CHECK YOUR UNDERSTANDING:
A. In the article on AI's environmental cost, how much energy does GPT-4.1 nano use to handle long prompts?
B. Write out everything in the article on AI's environmental cost from "Even more dramatic" down to "DeepSeek’s regional infrastructure.".

SELECTED PASSAGE:
+===+

Even more dramatic is the contrast between Claude-3.7 Sonnet and DeepSeek-R1. Both are capable reasoning models, but while Claude uses around 17 watt-hours for a long-form query, DeepSeek-R1 burns over 33 watt-hours. That’s more than a 90% difference – due to architecture, but mostly because of the inefficiencies of DeepSeek’s regional infrastructure.

OpenAI has acknowledged these infrastructure challenges and in its Economic Blueprint, proposes significant investments in AI infrastructure, including data centres and power plants to support sustainable AI growth and mitigate environmental impacts.

Who Are the Worst “Offenders”?

Among the 30 models evaluated, DeepSeek-R1, GPT-4.5, and o3 stand out for their inefficiency. DeepSeek-R1, in particular, consumes more than 150 mL of water per long-form query, a stunning number when scaled. These models are over 70 times more resource-intensive than their lightweight counterparts like GPT-4.1 nano, which handles long prompts using just 0.45 watt-hours and mere drops of water.

On the other end of the spectrum, Claude-3.7 Sonnet ranks as the most eco-efficient model when balancing performance and resource use, thanks to both optimized architecture and efficient AWS infrastructure.

Faster, Cheaper, Dirtier

Efficiency often seduces us into complacency. But the Jevons Paradox, named after 19th-century economist William Jevons, warns us otherwise: as something becomes more efficient, total consumption often increases.

This is precisely what’s happening with AI. GPT-4o is cheaper and faster than its predecessors, leading to more queries, more usage and ultimately a higher environmental cost. OpenAI’s own reports suggest explosive growth in ChatGPT users – up to 800 million weekly by April 2025. Efficiency improvements instead of reducing net impact, have enabled exponential demand.

Jegham, A., Al-Ali, A., & Al-Qurishi, M. (2025). How Hungry is AI? arXiv preprint arXiv:2505.09598

Eco-Efficiency Is a Relative Metric

To make sense of this trade-off, the researchers employed Data Envelopment Analysis (DEA), a tool that evaluates how effectively each model converts energy, water, and carbon into actual performance across reasoning, math and coding benchmarks.

This allows us to stop thinking in absolute terms and instead ask: for every watt-hour or gram of CO₂, how much useful intelligence do we get? A model that emits less but performs poorly may be less eco-efficient than one that emits more but achieves tenfold utility. The DEA framework helps shift sustainability debates from raw consumption to meaningful return-on-footprint.

Infrastructure Is the Variable

Beyond model design, the true environmental lever lies in infrastructure. A smaller model running on outdated hardware can consume more energy than a larger model on optimized systems. PUE, WUE, and CIF, the infrastructure multipliers, can dramatically swing environmental impacts.

For instance, U.S.-based deployments like those of OpenAI and Anthropic generally perform better due to higher-quality data centre infrastructure. By contrast, DeepSeek’s operations in Chinese data centres suffer from higher cooling demands and carbon intensity, which inflates water and CO₂ footprints.

This finding underscores a regulatory blind spot: it’s not just about what the model is, but where and how it runs.

The Path Forward: Regulation, Transparency and Smart Use

As in many of our previous articles, we need global regulatory thresholds on energy, water, and carbon use per inference that apply and synergize with AI regulations. As individuals, we should educate on the cognitive impacts and be aware of misuse of AI and slop.

Another point we actively advocate for is greater transparency, pushing companies to disclose real-time footprints, including training data rights and energy waste. Without this data, users and policymakers remain blind to the environmental consequences of AI.

Awareness Is No Longer Optional

We cannot afford to treat AI like magic. Behind every output is a real, measurable and often avoidable environmental cost. As users, we are complicit. As developers, we are responsible.

This is not a call to abandon LLMs. It is a call to use them mindfully, to demand transparency and to advocate for infrastructure that matches our ambitions. Artificial intelligence is not free. And the bill, increasingly, is paid by our climate and our water.

+===+

INFORMATION SUPPLIED:

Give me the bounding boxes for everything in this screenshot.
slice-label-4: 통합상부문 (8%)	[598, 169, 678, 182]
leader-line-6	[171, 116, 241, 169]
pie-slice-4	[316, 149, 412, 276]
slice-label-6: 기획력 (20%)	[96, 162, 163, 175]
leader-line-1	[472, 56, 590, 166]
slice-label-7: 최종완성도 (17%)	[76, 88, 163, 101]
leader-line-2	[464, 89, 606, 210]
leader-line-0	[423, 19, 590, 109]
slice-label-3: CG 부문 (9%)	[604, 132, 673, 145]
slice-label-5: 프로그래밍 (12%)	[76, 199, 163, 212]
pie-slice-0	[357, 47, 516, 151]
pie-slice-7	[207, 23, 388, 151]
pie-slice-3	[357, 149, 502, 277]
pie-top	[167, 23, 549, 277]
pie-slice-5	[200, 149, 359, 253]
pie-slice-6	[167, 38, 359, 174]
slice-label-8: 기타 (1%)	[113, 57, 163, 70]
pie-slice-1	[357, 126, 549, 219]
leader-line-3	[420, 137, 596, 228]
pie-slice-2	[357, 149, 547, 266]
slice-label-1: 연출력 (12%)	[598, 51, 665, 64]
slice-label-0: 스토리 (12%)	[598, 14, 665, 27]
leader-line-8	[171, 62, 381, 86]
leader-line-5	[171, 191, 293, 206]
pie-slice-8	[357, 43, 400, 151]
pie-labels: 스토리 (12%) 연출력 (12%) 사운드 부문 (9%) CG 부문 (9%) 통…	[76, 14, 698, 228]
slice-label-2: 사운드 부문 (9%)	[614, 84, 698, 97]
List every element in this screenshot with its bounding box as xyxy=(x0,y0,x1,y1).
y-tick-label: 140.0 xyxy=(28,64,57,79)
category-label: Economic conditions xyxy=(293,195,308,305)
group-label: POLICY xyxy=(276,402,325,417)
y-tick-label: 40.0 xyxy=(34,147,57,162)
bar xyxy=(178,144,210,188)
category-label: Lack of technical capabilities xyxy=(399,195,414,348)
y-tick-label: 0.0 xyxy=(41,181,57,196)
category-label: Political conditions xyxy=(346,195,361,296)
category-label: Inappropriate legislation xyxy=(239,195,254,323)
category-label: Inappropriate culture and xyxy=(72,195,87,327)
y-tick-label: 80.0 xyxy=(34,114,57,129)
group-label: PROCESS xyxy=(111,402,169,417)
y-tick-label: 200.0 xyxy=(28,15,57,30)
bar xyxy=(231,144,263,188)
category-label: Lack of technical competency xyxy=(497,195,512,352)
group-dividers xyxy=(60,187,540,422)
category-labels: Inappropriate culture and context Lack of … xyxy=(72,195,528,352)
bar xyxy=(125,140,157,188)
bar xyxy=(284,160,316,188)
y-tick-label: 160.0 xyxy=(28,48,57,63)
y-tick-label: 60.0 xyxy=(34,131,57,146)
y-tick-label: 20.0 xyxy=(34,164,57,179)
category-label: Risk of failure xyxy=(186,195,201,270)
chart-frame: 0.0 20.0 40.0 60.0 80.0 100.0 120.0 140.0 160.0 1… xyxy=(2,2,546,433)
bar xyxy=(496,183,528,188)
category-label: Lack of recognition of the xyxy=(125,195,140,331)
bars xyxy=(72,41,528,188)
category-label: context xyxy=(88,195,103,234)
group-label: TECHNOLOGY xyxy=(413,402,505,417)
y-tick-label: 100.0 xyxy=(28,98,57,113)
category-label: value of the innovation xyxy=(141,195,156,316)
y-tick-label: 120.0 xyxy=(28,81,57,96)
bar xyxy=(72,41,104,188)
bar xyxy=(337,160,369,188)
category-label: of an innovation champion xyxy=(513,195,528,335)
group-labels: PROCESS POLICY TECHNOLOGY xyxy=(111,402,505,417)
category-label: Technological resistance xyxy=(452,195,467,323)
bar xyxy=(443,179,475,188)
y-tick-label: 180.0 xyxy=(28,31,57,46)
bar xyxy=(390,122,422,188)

+===+

RESPONSE LIST:
A. 0.45 watt-hours

B.
Even more dramatic is the contrast between Claude-3.7 Sonnet and DeepSeek-R1. Both are capable reasoning models, but while Claude uses around 17 watt-hours for a long-form query, DeepSeek-R1 burns over 33 watt-hours. That’s more than a 90% difference – due to architecture, but mostly because of the inefficiencies of DeepSeek’s regional infrastructure.